▽

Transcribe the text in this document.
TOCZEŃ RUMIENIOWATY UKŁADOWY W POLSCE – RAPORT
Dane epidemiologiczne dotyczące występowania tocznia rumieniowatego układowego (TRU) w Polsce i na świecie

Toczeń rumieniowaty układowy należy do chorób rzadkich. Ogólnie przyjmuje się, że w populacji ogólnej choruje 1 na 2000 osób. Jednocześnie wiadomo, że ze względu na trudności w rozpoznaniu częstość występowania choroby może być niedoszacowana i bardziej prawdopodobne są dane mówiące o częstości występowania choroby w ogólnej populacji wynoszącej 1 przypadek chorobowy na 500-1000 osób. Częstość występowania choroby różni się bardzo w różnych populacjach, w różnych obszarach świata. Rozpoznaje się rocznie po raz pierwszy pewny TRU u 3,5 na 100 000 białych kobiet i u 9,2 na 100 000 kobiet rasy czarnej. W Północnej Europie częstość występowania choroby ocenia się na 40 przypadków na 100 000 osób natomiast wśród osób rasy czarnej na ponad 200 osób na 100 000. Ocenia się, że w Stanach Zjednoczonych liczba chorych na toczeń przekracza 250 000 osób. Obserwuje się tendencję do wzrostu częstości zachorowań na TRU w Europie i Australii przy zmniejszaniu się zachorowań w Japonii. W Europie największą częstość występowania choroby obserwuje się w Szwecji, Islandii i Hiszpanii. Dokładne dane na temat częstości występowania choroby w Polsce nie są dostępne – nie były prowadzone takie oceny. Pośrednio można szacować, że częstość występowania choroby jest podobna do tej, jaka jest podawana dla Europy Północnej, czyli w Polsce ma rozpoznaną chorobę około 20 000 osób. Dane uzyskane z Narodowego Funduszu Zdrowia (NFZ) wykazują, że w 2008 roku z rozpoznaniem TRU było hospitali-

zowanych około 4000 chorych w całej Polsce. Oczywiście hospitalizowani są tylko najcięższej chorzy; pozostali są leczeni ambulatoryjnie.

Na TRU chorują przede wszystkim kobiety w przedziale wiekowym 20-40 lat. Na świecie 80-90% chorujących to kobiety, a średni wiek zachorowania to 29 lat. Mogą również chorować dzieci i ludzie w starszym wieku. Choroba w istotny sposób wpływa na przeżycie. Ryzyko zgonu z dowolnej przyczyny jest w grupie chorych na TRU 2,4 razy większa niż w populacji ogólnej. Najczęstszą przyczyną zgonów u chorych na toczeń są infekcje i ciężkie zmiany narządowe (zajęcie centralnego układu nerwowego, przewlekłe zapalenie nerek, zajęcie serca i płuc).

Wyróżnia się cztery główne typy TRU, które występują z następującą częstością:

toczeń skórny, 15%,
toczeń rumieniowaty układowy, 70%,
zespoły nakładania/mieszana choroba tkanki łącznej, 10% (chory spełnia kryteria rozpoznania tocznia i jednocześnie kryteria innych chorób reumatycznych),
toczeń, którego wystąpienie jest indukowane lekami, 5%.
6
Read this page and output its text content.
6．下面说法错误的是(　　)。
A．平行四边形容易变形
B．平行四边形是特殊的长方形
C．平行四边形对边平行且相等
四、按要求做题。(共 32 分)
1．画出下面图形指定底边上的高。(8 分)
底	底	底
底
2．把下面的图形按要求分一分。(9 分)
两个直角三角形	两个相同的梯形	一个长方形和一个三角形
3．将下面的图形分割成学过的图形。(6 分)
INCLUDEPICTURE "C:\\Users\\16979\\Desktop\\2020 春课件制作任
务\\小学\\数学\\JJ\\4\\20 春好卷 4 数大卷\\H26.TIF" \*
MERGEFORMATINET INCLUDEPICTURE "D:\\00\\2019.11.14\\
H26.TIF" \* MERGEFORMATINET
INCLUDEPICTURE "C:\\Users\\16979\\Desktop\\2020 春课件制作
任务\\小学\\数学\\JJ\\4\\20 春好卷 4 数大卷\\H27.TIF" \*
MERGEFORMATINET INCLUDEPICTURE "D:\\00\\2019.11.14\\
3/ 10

△

--- WHAT YOU NEED TO DO ---
Copy the material above, line for line.

--- WRITTEN ANSWER ---
Transcribe the text in this document.
TOCZEŃ RUMIENIOWATY UKŁADOWY W POLSCE – RAPORT
Dane epidemiologiczne dotyczące występowania tocznia rumieniowatego układowego (TRU) w Polsce i na świecie

Toczeń rumieniowaty układowy należy do chorób rzadkich. Ogólnie przyjmuje się, że w populacji ogólnej choruje 1 na 2000 osób. Jednocześnie wiadomo, że ze względu na trudności w rozpoznaniu częstość występowania choroby może być niedoszacowana i bardziej prawdopodobne są dane mówiące o częstości występowania choroby w ogólnej populacji wynoszącej 1 przypadek chorobowy na 500-1000 osób. Częstość występowania choroby różni się bardzo w różnych populacjach, w różnych obszarach świata. Rozpoznaje się rocznie po raz pierwszy pewny TRU u 3,5 na 100 000 białych kobiet i u 9,2 na 100 000 kobiet rasy czarnej. W Północnej Europie częstość występowania choroby ocenia się na 40 przypadków na 100 000 osób natomiast wśród osób rasy czarnej na ponad 200 osób na 100 000. Ocenia się, że w Stanach Zjednoczonych liczba chorych na toczeń przekracza 250 000 osób. Obserwuje się tendencję do wzrostu częstości zachorowań na TRU w Europie i Australii przy zmniejszaniu się zachorowań w Japonii. W Europie największą częstość występowania choroby obserwuje się w Szwecji, Islandii i Hiszpanii. Dokładne dane na temat częstości występowania choroby w Polsce nie są dostępne – nie były prowadzone takie oceny. Pośrednio można szacować, że częstość występowania choroby jest podobna do tej, jaka jest podawana dla Europy Północnej, czyli w Polsce ma rozpoznaną chorobę około 20 000 osób. Dane uzyskane z Narodowego Funduszu Zdrowia (NFZ) wykazują, że w 2008 roku z rozpoznaniem TRU było hospitali-

zowanych około 4000 chorych w całej Polsce. Oczywiście hospitalizowani są tylko najcięższej chorzy; pozostali są leczeni ambulatoryjnie.

Na TRU chorują przede wszystkim kobiety w przedziale wiekowym 20-40 lat. Na świecie 80-90% chorujących to kobiety, a średni wiek zachorowania to 29 lat. Mogą również chorować dzieci i ludzie w starszym wieku. Choroba w istotny sposób wpływa na przeżycie. Ryzyko zgonu z dowolnej przyczyny jest w grupie chorych na TRU 2,4 razy większa niż w populacji ogólnej. Najczęstszą przyczyną zgonów u chorych na toczeń są infekcje i ciężkie zmiany narządowe (zajęcie centralnego układu nerwowego, przewlekłe zapalenie nerek, zajęcie serca i płuc).

Wyróżnia się cztery główne typy TRU, które występują z następującą częstością:

toczeń skórny, 15%,
toczeń rumieniowaty układowy, 70%,
zespoły nakładania/mieszana choroba tkanki łącznej, 10% (chory spełnia kryteria rozpoznania tocznia i jednocześnie kryteria innych chorób reumatycznych),
toczeń, którego wystąpienie jest indukowane lekami, 5%.
6
Read this page and output its text content.
6．下面说法错误的是(　　)。
A．平行四边形容易变形
B．平行四边形是特殊的长方形
C．平行四边形对边平行且相等
四、按要求做题。(共 32 分)
1．画出下面图形指定底边上的高。(8 分)
底	底	底
底
2．把下面的图形按要求分一分。(9 分)
两个直角三角形	两个相同的梯形	一个长方形和一个三角形
3．将下面的图形分割成学过的图形。(6 分)
INCLUDEPICTURE "C:\\Users\\16979\\Desktop\\2020 春课件制作任
务\\小学\\数学\\JJ\\4\\20 春好卷 4 数大卷\\H26.TIF" \*
MERGEFORMATINET INCLUDEPICTURE "D:\\00\\2019.11.14\\
H26.TIF" \* MERGEFORMATINET
INCLUDEPICTURE "C:\\Users\\16979\\Desktop\\2020 春课件制作
任务\\小学\\数学\\JJ\\4\\20 春好卷 4 数大卷\\H27.TIF" \*
MERGEFORMATINET INCLUDEPICTURE "D:\\00\\2019.11.14\\
3/ 10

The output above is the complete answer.